Directive: Locate and copy each line in the data that contains the word "Datum".

*-*-*

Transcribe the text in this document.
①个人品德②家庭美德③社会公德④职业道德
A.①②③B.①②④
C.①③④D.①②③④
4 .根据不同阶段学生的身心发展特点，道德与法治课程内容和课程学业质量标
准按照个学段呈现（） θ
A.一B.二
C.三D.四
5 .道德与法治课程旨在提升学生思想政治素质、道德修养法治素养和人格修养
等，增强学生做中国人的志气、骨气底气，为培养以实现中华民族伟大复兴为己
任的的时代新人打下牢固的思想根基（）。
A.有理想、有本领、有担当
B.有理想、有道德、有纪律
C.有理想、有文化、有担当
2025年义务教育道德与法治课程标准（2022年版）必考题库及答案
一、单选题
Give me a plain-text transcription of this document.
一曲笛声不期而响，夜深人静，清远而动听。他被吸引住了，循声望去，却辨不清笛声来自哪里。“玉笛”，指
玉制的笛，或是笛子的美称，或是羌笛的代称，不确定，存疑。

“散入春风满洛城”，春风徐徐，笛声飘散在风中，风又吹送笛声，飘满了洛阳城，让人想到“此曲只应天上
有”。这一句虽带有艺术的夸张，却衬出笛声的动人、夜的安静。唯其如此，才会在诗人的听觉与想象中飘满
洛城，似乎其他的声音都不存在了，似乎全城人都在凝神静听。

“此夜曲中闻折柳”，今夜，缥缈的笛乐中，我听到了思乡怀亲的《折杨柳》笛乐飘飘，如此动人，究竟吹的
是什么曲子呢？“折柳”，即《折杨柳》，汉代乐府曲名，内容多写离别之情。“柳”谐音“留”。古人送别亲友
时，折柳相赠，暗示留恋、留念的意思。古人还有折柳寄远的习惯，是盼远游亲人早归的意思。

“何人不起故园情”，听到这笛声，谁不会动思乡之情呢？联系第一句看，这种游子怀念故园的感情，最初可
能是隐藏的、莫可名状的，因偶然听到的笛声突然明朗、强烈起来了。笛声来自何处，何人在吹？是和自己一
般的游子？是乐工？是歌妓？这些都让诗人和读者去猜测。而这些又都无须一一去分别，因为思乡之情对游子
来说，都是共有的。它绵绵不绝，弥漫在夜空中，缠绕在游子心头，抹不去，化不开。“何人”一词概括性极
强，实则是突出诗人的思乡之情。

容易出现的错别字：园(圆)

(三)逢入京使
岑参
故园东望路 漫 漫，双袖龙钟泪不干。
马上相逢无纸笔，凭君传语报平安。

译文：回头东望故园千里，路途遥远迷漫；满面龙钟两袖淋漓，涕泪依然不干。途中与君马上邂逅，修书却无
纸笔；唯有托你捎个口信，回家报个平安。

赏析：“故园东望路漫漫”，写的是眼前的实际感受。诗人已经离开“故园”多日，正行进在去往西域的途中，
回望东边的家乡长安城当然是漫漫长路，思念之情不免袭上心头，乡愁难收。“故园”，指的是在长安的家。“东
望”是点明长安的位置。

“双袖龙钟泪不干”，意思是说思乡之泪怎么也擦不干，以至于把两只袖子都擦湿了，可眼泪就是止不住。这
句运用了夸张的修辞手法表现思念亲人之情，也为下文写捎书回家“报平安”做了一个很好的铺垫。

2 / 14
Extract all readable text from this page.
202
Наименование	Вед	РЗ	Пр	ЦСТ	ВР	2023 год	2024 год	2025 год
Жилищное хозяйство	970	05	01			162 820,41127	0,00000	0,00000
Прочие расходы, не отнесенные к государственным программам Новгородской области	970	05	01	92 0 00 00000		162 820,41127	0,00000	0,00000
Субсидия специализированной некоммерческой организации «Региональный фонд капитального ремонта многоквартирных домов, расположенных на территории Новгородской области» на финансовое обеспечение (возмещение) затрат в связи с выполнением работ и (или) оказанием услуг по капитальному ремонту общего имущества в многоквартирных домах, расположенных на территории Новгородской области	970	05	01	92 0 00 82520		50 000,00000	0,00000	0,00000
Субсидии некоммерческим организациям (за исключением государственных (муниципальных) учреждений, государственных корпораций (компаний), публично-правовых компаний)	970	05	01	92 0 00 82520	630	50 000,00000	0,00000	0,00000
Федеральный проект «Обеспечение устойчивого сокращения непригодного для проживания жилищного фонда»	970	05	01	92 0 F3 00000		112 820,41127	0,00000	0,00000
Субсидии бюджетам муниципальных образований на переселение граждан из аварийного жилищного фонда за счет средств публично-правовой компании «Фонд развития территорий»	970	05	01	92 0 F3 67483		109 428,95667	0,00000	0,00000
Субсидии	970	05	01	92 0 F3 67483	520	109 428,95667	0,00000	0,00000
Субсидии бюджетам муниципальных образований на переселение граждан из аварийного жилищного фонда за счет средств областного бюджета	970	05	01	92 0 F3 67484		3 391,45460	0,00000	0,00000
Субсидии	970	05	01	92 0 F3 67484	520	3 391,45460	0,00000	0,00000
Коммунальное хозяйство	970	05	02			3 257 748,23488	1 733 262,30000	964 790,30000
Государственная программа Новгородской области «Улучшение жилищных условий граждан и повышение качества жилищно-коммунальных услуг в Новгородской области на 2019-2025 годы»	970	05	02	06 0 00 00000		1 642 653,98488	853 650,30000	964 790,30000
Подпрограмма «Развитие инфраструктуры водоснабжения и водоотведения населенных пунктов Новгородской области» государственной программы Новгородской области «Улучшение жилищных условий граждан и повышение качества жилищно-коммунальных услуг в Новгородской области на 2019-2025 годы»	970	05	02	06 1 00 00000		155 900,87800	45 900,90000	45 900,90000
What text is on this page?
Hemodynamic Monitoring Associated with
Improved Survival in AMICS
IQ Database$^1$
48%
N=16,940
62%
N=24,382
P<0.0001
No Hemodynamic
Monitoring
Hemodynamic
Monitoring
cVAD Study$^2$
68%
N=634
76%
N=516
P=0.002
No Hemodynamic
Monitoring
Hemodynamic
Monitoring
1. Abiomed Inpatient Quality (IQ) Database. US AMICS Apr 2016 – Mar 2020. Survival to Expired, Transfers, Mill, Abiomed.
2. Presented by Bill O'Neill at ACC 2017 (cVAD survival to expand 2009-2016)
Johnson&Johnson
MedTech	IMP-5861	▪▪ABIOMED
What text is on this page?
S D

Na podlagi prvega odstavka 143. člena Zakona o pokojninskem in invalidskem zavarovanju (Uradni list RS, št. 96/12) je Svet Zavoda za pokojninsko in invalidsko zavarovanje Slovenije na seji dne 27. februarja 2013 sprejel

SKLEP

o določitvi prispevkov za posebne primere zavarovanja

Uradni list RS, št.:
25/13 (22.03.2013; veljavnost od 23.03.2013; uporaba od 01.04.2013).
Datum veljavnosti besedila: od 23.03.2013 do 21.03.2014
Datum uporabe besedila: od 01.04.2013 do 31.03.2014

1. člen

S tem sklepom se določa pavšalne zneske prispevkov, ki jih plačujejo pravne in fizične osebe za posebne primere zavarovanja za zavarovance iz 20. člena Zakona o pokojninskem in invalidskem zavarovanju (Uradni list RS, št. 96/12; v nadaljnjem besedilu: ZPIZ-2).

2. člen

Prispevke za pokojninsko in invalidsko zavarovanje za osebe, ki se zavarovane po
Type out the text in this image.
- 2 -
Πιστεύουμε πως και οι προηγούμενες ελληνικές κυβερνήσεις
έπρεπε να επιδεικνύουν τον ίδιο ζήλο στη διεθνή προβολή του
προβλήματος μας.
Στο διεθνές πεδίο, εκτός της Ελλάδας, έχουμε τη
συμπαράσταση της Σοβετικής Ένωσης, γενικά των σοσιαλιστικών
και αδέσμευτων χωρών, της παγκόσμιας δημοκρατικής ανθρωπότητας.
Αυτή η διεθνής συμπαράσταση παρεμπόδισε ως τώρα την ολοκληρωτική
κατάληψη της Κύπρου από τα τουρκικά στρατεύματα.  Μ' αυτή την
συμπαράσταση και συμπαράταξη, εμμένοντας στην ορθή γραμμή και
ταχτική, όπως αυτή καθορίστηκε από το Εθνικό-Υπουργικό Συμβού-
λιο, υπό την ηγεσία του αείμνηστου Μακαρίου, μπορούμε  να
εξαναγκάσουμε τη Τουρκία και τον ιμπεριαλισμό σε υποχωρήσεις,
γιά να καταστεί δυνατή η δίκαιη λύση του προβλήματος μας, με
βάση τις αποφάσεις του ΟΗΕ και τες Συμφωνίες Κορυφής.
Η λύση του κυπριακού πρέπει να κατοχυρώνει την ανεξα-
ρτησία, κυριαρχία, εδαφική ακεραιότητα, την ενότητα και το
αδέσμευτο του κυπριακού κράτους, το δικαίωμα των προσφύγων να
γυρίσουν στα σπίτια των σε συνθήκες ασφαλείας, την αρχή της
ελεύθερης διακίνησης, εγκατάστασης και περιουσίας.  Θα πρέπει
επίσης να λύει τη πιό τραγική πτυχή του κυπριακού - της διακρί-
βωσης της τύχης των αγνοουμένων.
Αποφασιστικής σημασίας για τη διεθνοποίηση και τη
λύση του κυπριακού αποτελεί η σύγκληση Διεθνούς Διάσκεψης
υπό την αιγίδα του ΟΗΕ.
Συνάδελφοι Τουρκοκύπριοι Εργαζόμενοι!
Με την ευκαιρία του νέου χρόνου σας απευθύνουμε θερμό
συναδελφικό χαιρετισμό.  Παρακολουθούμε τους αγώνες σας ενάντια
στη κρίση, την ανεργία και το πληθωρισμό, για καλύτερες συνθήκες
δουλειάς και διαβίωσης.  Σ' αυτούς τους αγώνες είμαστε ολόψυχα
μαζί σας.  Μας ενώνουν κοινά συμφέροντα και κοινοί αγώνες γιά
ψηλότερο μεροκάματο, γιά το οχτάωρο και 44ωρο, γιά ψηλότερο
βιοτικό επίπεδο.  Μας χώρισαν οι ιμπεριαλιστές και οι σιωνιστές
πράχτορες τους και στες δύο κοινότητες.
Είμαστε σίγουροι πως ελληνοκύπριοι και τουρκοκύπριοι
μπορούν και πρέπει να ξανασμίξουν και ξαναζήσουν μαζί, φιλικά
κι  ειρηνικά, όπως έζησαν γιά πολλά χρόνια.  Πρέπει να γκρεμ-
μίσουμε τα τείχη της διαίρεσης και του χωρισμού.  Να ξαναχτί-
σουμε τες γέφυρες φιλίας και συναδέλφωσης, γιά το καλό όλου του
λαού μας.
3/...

*-*-*

Task response:
Datum veljavnosti besedila: od 23.03.2013 do 21.03.2014
Datum uporabe besedila: od 01.04.2013 do 31.03.2014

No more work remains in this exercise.